Copy every line that holds "item".

⁂

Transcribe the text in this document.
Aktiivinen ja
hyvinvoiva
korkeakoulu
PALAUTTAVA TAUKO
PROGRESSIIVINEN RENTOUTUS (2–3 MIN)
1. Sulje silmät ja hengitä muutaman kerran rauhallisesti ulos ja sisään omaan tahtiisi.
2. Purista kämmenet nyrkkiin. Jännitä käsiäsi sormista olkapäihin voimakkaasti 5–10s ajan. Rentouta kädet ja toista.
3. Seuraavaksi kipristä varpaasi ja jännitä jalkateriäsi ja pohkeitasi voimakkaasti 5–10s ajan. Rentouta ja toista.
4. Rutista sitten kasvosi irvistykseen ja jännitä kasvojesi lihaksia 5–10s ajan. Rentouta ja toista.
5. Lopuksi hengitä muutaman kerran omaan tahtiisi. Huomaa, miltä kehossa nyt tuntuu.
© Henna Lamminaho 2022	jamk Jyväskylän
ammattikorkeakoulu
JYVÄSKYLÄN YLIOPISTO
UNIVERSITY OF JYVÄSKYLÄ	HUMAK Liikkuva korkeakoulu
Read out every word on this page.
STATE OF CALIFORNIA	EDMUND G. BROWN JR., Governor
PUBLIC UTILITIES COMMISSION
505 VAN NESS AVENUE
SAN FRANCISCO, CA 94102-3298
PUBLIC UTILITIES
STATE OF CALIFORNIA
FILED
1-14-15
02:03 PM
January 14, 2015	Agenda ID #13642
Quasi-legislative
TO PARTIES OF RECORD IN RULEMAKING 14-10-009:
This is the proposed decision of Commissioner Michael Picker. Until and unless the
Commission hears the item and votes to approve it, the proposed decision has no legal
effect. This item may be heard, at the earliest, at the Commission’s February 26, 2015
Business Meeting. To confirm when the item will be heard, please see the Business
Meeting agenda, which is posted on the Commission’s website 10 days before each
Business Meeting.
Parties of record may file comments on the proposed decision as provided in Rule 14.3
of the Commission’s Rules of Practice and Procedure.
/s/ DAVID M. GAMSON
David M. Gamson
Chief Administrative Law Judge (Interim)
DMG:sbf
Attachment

⁂

*Answer to the problem*
Commission hears the item and votes to approve it, the proposed decision has no legal
effect. This item may be heard, at the earliest, at the Commission’s February 26, 2015
Business Meeting. To confirm when the item will be heard, please see the Business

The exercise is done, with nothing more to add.